Copy the items word for word, from the very first line through the line containing "annotation: Weak traps — [228, 158, 299, 174]", including both of those lines.

- Data to process:

......

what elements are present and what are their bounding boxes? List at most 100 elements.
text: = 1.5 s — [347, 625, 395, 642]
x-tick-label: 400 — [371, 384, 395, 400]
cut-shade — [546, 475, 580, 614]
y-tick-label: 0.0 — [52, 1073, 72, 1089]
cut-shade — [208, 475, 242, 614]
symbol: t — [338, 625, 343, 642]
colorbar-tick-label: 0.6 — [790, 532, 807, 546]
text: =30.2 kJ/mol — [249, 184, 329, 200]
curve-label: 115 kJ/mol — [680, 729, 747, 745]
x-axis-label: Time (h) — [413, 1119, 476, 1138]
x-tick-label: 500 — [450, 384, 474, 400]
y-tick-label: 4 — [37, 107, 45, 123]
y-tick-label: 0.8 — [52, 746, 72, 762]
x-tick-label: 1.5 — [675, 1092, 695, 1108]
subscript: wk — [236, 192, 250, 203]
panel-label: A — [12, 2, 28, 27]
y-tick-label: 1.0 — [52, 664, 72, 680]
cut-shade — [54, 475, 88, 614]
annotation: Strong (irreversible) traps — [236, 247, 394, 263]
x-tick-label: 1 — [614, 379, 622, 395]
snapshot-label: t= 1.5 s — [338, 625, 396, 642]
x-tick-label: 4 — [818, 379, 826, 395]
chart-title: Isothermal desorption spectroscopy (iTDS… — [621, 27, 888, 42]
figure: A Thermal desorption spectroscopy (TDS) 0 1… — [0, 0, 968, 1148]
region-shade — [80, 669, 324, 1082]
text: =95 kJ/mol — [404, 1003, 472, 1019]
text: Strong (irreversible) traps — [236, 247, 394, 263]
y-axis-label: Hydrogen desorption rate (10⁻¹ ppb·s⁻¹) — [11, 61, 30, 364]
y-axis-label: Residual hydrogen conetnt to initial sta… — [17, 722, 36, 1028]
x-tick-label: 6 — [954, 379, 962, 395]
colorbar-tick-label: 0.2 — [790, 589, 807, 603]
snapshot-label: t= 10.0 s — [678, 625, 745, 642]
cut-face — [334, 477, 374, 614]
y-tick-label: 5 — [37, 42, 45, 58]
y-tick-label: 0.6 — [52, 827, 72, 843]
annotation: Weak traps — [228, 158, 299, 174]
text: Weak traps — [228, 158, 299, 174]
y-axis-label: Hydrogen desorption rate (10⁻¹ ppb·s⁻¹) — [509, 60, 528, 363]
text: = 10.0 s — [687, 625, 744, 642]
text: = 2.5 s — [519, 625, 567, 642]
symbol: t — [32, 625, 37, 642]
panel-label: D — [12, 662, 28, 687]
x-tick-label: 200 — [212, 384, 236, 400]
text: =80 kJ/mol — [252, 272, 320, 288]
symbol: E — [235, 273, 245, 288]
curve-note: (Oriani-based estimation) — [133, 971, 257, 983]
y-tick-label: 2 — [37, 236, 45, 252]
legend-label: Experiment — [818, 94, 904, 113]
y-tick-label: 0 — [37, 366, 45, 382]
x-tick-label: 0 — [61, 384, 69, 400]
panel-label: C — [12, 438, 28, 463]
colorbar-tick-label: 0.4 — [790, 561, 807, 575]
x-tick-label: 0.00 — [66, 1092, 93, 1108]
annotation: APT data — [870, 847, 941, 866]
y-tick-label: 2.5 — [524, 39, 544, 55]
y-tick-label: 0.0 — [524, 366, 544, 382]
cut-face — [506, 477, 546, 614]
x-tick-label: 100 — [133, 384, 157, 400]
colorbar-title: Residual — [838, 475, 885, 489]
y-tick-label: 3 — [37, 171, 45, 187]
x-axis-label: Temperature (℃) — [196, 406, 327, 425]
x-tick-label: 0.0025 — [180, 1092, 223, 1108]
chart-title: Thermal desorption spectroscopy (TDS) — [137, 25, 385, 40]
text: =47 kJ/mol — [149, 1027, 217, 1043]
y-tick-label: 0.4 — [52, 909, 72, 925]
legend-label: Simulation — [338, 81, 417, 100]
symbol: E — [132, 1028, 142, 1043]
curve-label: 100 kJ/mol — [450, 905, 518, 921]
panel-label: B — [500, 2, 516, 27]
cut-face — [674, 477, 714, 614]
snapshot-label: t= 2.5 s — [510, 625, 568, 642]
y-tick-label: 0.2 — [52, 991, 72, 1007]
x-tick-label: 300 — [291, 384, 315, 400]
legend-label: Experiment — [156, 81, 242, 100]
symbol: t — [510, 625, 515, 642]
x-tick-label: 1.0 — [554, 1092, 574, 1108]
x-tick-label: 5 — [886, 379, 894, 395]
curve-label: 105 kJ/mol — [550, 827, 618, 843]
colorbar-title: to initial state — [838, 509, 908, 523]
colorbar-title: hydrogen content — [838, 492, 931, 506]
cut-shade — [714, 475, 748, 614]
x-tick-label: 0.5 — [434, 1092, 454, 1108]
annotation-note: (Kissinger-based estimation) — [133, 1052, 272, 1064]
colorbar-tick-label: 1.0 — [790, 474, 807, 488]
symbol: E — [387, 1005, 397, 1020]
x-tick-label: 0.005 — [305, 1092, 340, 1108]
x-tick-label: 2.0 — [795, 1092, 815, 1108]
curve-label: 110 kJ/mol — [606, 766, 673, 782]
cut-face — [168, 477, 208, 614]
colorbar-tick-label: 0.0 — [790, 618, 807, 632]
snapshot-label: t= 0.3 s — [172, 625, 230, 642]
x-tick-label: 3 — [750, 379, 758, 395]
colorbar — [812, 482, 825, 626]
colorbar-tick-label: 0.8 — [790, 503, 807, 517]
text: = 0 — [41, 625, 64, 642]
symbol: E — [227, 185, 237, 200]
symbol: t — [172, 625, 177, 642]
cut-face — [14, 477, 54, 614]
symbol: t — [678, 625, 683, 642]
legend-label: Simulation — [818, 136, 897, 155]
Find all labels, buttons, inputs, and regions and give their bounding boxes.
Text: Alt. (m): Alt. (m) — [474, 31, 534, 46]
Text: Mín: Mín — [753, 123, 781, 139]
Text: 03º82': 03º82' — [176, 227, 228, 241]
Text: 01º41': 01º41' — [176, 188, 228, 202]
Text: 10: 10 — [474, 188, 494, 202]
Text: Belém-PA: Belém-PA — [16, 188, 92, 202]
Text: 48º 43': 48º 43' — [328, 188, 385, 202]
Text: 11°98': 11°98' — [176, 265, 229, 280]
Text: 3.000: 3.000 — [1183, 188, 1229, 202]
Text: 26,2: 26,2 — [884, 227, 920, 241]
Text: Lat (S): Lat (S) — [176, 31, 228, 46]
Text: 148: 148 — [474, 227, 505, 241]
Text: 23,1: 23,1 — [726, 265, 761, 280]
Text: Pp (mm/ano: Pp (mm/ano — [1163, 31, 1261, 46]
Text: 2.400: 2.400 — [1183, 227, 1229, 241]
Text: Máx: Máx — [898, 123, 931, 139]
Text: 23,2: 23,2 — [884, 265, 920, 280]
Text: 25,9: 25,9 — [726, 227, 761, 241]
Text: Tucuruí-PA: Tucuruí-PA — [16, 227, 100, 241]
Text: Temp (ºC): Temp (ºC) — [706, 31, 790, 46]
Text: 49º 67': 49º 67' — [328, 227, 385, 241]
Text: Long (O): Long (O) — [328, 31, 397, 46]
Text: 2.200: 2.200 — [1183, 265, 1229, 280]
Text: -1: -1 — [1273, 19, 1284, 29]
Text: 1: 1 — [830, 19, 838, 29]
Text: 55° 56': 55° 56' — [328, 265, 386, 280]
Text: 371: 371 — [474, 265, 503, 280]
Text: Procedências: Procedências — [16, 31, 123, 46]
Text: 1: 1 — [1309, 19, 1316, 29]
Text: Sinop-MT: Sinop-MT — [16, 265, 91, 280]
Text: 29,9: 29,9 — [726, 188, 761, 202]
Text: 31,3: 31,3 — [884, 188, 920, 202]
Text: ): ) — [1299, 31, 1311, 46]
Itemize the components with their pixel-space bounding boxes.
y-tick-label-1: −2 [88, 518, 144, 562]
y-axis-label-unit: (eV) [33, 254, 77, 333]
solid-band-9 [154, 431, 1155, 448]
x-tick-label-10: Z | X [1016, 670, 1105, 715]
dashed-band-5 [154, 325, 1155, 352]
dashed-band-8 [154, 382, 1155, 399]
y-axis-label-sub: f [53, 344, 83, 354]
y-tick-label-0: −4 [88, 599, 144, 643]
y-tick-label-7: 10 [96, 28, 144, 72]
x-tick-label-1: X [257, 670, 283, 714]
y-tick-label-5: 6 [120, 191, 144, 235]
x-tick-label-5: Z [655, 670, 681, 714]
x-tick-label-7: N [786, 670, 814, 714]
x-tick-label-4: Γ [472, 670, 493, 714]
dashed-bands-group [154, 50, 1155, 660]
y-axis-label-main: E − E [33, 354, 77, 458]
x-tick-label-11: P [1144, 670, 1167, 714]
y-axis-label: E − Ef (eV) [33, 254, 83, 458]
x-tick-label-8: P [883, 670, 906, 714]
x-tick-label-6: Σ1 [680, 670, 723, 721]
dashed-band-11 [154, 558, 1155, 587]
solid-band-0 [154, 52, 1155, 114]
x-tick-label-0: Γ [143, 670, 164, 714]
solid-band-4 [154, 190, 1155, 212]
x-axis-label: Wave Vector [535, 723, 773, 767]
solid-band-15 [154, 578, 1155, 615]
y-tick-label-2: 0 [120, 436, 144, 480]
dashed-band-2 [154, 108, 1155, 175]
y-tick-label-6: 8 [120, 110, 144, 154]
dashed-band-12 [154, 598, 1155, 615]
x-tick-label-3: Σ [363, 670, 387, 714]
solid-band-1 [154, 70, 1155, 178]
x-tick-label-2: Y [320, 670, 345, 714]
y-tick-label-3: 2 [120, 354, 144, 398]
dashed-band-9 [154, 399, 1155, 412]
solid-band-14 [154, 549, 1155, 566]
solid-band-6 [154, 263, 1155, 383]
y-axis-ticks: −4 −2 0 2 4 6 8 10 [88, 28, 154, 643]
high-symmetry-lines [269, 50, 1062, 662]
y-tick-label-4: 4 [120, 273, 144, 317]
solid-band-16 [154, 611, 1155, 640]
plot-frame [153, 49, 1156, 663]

......

- Result:
what elements are present and what are their bounding boxes? List at most 100 elements.
text: = 1.5 s — [347, 625, 395, 642]
x-tick-label: 400 — [371, 384, 395, 400]
cut-shade — [546, 475, 580, 614]
y-tick-label: 0.0 — [52, 1073, 72, 1089]
cut-shade — [208, 475, 242, 614]
symbol: t — [338, 625, 343, 642]
colorbar-tick-label: 0.6 — [790, 532, 807, 546]
text: =30.2 kJ/mol — [249, 184, 329, 200]
curve-label: 115 kJ/mol — [680, 729, 747, 745]
x-axis-label: Time (h) — [413, 1119, 476, 1138]
x-tick-label: 500 — [450, 384, 474, 400]
y-tick-label: 4 — [37, 107, 45, 123]
y-tick-label: 0.8 — [52, 746, 72, 762]
x-tick-label: 1.5 — [675, 1092, 695, 1108]
subscript: wk — [236, 192, 250, 203]
panel-label: A — [12, 2, 28, 27]
y-tick-label: 1.0 — [52, 664, 72, 680]
cut-shade — [54, 475, 88, 614]
annotation: Strong (irreversible) traps — [236, 247, 394, 263]
x-tick-label: 1 — [614, 379, 622, 395]
snapshot-label: t= 1.5 s — [338, 625, 396, 642]
x-tick-label: 4 — [818, 379, 826, 395]
chart-title: Isothermal desorption spectroscopy (iTDS… — [621, 27, 888, 42]
figure: A Thermal desorption spectroscopy (TDS) 0 1… — [0, 0, 968, 1148]
region-shade — [80, 669, 324, 1082]
text: =95 kJ/mol — [404, 1003, 472, 1019]
text: Strong (irreversible) traps — [236, 247, 394, 263]
y-axis-label: Hydrogen desorption rate (10⁻¹ ppb·s⁻¹) — [11, 61, 30, 364]
y-axis-label: Residual hydrogen conetnt to initial sta… — [17, 722, 36, 1028]
x-tick-label: 6 — [954, 379, 962, 395]
colorbar-tick-label: 0.2 — [790, 589, 807, 603]
snapshot-label: t= 10.0 s — [678, 625, 745, 642]
cut-face — [334, 477, 374, 614]
y-tick-label: 5 — [37, 42, 45, 58]
y-tick-label: 0.6 — [52, 827, 72, 843]
annotation: Weak traps — [228, 158, 299, 174]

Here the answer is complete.